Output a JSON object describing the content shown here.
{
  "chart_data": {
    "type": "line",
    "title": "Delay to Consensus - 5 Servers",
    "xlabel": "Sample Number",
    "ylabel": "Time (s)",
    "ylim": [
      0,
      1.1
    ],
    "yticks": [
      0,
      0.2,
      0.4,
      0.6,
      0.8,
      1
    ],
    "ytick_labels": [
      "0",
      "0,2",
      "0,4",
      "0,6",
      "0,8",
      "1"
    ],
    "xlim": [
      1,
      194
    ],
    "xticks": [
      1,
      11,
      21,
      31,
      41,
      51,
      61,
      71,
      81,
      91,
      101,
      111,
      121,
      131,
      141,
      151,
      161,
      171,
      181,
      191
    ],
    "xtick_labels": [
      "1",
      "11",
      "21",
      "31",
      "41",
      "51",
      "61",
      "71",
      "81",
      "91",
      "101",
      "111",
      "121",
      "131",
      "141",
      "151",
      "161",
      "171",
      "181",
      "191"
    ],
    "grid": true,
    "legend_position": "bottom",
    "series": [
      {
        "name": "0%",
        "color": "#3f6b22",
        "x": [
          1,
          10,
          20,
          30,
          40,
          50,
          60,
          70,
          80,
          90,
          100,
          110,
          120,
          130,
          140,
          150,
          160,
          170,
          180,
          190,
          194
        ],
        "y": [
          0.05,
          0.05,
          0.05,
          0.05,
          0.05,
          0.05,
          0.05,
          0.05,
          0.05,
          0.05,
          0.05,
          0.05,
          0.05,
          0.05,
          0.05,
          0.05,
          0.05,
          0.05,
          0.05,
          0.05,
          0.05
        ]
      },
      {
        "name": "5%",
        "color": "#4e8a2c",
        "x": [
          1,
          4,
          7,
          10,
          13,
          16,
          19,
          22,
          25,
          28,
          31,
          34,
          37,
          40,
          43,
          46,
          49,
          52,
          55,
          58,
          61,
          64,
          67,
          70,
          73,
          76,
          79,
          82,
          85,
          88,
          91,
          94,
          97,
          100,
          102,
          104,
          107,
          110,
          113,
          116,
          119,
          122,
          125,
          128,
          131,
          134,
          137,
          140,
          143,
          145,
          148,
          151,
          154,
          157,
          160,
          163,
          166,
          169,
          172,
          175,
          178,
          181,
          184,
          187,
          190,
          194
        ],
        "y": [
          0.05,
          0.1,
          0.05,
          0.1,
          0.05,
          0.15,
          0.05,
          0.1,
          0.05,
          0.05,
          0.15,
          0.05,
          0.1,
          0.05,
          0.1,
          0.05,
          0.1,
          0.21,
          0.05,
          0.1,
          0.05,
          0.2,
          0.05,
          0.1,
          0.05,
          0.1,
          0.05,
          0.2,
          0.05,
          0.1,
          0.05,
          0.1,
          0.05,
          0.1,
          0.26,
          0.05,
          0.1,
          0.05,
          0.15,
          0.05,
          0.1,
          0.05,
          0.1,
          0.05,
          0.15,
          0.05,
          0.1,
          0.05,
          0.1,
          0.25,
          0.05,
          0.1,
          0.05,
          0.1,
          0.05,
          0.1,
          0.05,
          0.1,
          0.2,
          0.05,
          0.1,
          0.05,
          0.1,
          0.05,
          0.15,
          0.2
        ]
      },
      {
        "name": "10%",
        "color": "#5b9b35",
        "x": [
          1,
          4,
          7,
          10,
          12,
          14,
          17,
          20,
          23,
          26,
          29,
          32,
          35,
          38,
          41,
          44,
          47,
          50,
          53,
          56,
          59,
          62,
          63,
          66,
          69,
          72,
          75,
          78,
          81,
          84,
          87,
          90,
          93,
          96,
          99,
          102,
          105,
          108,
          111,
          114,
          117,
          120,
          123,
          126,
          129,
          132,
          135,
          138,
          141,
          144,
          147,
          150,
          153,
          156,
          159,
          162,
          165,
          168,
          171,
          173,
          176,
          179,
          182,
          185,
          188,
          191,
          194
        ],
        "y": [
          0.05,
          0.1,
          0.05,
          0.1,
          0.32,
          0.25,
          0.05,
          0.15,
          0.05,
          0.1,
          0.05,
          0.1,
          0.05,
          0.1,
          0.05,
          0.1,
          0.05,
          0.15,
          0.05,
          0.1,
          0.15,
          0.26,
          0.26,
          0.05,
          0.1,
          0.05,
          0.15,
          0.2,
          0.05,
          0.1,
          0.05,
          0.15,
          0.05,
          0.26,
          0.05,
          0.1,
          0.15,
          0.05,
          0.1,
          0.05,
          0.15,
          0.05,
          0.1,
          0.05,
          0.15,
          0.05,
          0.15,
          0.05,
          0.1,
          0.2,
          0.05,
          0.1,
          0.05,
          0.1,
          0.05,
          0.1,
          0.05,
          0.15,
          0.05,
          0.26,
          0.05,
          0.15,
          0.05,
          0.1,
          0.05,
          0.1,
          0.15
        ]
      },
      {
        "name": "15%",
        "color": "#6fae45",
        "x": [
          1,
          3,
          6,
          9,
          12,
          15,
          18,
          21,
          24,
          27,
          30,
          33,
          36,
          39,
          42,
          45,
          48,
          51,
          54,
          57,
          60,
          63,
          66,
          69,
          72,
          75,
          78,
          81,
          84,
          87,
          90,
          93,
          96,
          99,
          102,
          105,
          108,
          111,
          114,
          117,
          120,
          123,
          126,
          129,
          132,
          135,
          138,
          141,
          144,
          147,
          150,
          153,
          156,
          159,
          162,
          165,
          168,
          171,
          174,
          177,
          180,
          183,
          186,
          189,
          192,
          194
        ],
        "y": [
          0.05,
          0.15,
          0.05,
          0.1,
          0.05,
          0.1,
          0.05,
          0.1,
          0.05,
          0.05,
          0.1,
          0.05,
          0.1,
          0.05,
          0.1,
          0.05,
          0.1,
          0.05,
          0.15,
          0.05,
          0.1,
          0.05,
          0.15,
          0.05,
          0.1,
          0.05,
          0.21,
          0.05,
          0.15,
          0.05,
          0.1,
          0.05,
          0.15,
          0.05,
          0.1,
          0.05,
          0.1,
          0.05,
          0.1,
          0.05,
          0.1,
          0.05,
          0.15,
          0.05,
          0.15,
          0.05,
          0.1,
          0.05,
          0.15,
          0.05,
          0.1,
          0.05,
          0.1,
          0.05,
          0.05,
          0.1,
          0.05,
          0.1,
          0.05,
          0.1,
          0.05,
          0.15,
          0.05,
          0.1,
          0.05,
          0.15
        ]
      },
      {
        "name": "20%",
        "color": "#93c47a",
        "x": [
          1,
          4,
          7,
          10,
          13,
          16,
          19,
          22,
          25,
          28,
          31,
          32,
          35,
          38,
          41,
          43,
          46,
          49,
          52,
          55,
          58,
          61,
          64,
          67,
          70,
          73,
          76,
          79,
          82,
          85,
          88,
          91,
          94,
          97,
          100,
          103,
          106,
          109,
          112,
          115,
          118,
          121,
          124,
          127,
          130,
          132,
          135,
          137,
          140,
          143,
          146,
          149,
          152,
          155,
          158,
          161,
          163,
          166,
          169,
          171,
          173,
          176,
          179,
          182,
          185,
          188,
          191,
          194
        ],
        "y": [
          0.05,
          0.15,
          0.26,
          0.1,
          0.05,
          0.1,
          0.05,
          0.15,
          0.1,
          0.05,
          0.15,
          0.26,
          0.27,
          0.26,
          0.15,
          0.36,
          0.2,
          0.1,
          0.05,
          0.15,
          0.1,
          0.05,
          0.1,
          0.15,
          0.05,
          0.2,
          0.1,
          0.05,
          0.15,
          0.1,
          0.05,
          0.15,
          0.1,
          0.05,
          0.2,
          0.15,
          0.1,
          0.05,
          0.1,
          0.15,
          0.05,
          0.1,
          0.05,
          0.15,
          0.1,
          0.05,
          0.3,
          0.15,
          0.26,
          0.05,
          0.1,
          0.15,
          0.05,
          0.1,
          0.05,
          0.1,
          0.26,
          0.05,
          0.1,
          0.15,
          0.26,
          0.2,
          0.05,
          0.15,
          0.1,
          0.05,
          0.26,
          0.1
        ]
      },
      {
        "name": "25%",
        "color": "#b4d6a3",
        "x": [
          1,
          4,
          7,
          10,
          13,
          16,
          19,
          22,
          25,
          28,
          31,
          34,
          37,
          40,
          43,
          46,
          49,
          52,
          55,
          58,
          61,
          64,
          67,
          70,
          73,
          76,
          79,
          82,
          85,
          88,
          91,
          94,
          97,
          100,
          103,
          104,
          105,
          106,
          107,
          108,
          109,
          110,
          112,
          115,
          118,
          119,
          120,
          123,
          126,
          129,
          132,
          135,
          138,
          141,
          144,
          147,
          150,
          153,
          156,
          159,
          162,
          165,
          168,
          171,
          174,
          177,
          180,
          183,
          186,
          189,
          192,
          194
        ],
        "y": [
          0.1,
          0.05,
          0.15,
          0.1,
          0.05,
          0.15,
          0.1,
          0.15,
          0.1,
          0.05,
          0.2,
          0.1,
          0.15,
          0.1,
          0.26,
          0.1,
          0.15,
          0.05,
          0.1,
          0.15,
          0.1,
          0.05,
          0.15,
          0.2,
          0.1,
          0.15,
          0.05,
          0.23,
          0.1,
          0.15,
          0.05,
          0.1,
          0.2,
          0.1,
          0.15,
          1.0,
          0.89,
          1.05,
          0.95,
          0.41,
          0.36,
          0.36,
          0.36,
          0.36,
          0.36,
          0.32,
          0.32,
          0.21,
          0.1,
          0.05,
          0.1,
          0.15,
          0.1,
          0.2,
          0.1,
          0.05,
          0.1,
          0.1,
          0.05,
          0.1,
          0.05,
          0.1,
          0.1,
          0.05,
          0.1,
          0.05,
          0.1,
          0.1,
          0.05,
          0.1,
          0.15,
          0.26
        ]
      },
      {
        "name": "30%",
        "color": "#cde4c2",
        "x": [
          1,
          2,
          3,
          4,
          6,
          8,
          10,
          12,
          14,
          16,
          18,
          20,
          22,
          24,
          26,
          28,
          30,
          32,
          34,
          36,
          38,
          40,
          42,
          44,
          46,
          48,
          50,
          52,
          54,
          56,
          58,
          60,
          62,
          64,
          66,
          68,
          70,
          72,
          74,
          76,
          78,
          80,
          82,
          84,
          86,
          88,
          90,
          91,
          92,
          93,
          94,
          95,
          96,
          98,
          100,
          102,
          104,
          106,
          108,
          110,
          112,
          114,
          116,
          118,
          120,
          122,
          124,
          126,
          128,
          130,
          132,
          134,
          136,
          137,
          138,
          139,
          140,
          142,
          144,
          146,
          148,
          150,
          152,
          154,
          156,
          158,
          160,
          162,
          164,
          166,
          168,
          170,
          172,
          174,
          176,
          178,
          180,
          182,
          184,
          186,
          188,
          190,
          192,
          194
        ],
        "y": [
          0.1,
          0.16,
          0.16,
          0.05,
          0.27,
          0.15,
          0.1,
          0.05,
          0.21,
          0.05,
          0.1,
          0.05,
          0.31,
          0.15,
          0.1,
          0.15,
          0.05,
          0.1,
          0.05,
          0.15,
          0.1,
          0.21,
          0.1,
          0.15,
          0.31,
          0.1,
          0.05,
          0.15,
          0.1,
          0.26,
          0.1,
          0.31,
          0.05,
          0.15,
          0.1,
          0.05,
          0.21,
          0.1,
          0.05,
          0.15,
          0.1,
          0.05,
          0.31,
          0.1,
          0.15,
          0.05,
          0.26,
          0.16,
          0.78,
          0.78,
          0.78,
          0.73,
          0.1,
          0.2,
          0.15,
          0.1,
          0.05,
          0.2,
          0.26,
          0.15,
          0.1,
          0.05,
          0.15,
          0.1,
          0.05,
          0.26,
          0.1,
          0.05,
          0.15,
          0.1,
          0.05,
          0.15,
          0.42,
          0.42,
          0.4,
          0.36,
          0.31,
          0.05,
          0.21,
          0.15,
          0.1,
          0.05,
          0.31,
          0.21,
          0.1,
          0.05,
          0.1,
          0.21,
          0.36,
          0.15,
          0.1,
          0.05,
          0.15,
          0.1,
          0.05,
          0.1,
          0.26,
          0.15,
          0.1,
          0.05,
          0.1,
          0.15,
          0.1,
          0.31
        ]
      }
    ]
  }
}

# EXERCISE DESCRIPTION
Pick out the lines above containing the word "color", then copy them.

# WRITTEN ANSWER
        "color": "#3f6b22",
        "color": "#4e8a2c",
        "color": "#5b9b35",
        "color": "#6fae45",
        "color": "#93c47a",
        "color": "#b4d6a3",
        "color": "#cde4c2",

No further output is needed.